__WHAT THE TASK ASKS__. Count the lines in the entries below that include the word "ylabel". Give nothing but the number.

__STORED ROWS__.
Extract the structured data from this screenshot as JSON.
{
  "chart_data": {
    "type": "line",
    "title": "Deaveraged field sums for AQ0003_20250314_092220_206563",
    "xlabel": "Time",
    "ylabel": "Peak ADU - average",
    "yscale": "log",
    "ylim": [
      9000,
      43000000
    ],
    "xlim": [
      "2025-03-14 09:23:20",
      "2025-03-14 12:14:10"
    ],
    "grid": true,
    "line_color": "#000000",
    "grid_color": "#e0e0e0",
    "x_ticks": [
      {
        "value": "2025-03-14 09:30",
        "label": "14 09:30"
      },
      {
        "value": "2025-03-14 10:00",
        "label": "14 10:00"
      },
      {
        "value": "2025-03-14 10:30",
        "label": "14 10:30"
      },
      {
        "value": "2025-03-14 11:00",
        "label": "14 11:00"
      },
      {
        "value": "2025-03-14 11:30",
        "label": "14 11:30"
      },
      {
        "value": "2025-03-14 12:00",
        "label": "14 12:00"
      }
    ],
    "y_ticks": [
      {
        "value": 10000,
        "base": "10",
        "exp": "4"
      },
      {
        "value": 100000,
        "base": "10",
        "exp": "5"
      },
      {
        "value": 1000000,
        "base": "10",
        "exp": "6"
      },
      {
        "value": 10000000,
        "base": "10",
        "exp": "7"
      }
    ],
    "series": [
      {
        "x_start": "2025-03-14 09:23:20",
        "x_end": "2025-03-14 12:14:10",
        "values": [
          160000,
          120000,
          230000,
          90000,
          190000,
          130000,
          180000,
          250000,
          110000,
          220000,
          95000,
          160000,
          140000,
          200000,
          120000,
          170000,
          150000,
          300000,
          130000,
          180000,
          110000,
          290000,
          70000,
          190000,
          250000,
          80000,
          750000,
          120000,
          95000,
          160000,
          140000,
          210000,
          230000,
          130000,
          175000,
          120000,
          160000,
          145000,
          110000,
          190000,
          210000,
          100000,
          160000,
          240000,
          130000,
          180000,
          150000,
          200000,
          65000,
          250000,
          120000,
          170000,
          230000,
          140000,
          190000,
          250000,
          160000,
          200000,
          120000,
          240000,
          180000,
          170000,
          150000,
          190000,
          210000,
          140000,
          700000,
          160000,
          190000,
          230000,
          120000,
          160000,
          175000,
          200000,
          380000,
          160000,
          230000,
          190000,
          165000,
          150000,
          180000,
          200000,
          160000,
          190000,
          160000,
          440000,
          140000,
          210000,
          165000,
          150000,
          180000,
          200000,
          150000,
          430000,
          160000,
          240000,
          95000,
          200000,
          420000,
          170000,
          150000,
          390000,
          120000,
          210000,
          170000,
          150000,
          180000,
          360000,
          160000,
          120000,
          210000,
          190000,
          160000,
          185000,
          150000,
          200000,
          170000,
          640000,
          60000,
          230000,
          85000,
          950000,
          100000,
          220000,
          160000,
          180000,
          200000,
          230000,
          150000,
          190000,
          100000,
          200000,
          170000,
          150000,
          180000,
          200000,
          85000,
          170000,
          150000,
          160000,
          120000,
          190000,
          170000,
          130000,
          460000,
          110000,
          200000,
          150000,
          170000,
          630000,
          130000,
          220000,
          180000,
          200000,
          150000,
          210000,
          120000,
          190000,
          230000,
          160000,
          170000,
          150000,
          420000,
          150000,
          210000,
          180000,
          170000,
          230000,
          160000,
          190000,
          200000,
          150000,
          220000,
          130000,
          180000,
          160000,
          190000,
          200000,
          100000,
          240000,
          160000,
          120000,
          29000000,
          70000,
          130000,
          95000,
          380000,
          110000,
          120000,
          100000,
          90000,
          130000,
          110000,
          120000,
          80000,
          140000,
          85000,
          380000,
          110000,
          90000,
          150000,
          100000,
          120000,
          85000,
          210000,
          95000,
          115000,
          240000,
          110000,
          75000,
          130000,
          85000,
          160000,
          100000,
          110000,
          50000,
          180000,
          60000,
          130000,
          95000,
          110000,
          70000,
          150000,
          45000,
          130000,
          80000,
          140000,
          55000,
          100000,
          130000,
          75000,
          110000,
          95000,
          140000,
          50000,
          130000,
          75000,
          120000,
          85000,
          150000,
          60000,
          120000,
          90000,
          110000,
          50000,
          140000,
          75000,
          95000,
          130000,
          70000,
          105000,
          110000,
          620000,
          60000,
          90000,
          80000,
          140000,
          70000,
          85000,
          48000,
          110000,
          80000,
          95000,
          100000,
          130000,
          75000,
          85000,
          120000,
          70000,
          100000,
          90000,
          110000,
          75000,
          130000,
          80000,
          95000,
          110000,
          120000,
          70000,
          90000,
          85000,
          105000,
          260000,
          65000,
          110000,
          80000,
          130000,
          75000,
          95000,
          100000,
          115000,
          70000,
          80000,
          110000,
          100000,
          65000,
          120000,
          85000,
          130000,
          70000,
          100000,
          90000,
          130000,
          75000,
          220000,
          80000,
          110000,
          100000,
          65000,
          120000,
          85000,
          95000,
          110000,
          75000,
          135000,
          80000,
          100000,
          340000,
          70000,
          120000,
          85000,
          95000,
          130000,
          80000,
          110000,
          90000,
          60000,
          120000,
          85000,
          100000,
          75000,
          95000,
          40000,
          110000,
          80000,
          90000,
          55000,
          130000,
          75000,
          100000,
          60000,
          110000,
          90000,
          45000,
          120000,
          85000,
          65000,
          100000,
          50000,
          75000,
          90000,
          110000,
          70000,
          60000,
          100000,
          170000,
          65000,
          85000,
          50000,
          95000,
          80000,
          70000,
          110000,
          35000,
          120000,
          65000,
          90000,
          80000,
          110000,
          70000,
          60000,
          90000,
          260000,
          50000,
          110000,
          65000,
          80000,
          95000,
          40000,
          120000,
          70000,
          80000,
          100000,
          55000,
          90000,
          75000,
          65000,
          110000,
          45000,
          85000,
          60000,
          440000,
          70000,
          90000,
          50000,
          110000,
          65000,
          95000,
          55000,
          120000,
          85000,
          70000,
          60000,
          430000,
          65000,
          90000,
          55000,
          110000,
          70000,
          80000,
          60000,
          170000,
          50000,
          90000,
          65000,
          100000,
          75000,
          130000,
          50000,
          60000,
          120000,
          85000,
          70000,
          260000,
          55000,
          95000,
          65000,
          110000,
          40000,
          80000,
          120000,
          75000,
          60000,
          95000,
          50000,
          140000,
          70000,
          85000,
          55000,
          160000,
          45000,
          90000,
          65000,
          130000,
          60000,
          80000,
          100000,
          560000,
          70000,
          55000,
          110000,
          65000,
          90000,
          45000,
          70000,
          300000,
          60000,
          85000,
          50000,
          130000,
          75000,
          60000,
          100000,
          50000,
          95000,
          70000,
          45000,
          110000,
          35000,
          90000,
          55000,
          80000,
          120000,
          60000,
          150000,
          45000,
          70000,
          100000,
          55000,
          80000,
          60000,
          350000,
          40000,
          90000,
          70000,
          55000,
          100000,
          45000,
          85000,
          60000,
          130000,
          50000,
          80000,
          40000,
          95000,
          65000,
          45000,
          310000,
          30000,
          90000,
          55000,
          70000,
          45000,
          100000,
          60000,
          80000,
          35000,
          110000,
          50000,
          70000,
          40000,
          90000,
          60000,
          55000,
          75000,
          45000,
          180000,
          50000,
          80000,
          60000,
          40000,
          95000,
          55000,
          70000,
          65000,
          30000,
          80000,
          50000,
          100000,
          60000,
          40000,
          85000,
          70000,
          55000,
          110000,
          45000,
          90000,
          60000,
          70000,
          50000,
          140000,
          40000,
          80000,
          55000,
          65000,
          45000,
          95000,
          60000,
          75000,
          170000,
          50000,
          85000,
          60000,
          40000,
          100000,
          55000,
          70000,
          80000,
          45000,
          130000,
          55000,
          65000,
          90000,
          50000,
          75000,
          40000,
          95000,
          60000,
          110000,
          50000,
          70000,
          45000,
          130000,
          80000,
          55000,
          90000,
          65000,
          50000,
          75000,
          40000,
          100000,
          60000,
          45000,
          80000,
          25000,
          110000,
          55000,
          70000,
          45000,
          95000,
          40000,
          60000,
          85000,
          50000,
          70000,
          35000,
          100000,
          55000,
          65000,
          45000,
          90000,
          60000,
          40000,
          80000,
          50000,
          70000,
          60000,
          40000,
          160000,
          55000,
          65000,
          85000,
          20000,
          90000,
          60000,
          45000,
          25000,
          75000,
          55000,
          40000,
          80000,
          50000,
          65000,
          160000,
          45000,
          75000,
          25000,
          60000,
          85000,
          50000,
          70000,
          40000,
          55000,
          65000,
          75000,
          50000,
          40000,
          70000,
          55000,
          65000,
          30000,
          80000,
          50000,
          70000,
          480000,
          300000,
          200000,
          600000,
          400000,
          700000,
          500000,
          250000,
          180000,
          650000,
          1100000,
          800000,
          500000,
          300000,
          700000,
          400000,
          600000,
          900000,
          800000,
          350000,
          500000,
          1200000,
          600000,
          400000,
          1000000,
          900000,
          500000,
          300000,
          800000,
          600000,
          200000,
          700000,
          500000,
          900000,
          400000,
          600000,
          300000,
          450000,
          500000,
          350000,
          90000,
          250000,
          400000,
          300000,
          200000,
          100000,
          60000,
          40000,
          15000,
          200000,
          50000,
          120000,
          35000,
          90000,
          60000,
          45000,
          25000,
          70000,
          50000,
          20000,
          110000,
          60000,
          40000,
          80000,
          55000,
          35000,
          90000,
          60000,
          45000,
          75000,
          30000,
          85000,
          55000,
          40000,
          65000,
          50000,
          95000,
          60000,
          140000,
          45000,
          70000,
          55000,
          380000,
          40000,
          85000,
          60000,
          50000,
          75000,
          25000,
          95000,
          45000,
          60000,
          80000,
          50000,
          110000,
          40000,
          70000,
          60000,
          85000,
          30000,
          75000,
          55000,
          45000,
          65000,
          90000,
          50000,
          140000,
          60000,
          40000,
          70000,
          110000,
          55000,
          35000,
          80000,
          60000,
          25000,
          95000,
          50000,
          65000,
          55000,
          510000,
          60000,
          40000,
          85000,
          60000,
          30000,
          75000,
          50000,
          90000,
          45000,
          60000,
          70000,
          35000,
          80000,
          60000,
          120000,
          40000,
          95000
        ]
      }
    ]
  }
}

---

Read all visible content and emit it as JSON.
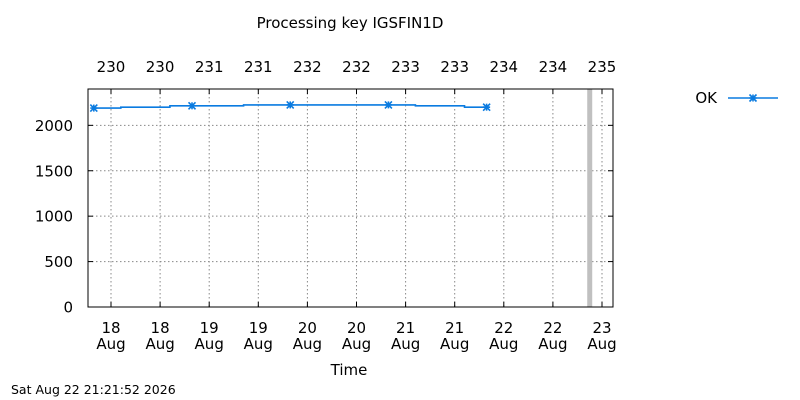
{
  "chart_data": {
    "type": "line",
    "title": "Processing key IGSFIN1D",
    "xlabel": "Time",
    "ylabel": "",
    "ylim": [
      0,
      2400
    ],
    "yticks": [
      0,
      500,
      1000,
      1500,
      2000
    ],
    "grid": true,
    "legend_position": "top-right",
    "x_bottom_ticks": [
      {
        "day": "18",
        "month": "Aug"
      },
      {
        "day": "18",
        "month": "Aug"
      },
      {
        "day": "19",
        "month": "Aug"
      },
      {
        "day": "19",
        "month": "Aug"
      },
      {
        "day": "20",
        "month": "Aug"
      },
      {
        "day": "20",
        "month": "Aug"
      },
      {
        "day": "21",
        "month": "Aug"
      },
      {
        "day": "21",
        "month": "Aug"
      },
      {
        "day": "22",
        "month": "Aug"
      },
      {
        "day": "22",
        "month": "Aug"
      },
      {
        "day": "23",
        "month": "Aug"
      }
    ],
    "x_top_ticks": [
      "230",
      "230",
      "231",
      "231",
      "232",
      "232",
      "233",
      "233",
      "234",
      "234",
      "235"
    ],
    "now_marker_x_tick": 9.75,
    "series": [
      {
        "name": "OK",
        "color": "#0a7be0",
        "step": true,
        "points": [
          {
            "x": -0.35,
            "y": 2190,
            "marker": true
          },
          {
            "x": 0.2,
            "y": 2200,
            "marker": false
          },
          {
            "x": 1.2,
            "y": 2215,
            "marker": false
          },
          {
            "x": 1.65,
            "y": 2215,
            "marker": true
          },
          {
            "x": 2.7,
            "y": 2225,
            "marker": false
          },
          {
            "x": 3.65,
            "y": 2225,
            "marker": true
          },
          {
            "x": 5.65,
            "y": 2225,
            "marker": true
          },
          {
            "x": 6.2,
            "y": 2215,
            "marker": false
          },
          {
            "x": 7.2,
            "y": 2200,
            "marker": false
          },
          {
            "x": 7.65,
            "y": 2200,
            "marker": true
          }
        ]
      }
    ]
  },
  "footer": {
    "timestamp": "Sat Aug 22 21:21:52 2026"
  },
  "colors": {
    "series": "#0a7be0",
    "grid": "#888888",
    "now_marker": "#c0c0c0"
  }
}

* * *

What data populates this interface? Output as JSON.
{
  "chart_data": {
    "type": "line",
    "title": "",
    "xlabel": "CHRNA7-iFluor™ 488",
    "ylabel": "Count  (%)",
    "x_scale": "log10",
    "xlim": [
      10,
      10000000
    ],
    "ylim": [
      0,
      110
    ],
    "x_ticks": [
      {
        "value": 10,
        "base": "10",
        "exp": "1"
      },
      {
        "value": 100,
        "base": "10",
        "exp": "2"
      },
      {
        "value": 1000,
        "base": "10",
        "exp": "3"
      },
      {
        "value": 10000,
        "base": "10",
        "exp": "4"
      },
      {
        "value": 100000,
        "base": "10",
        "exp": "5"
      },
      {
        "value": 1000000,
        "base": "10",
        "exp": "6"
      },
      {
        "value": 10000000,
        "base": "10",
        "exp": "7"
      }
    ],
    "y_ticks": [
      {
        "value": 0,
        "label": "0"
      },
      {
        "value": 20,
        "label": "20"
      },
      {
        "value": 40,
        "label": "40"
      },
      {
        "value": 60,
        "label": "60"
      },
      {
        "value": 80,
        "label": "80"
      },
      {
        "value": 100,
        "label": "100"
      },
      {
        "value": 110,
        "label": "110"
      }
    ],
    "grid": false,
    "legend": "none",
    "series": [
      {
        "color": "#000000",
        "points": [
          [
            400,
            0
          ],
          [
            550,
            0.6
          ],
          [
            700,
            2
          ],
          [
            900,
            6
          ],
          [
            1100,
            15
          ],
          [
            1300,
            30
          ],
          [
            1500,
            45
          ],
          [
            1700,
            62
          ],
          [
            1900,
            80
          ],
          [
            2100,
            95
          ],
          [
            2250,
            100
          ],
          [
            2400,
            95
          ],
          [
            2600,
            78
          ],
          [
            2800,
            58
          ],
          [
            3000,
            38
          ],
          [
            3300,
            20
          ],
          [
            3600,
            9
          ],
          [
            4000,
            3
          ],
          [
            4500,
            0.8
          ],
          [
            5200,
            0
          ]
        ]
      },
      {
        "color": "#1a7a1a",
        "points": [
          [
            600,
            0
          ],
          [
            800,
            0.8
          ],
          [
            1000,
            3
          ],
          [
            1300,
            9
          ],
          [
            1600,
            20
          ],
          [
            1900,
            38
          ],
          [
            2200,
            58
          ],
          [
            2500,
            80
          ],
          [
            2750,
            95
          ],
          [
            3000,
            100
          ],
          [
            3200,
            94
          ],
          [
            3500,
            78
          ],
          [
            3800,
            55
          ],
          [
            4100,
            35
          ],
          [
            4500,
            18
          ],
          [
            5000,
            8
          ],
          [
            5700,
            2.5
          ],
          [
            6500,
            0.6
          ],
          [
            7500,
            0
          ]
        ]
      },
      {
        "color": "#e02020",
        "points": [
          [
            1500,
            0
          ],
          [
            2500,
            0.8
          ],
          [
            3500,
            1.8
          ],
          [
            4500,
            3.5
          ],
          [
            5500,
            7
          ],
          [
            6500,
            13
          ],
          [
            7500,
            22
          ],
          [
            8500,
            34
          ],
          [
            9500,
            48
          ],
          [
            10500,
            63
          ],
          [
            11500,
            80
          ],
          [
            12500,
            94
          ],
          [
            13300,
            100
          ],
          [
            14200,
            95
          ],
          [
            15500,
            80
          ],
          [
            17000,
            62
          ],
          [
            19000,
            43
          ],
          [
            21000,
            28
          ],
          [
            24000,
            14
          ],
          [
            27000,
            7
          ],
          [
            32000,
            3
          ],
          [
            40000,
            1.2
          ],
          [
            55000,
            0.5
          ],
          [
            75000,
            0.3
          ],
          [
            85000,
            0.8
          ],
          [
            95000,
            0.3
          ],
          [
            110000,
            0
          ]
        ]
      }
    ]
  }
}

__SOLUTION TO THIS PROBLEM__. 3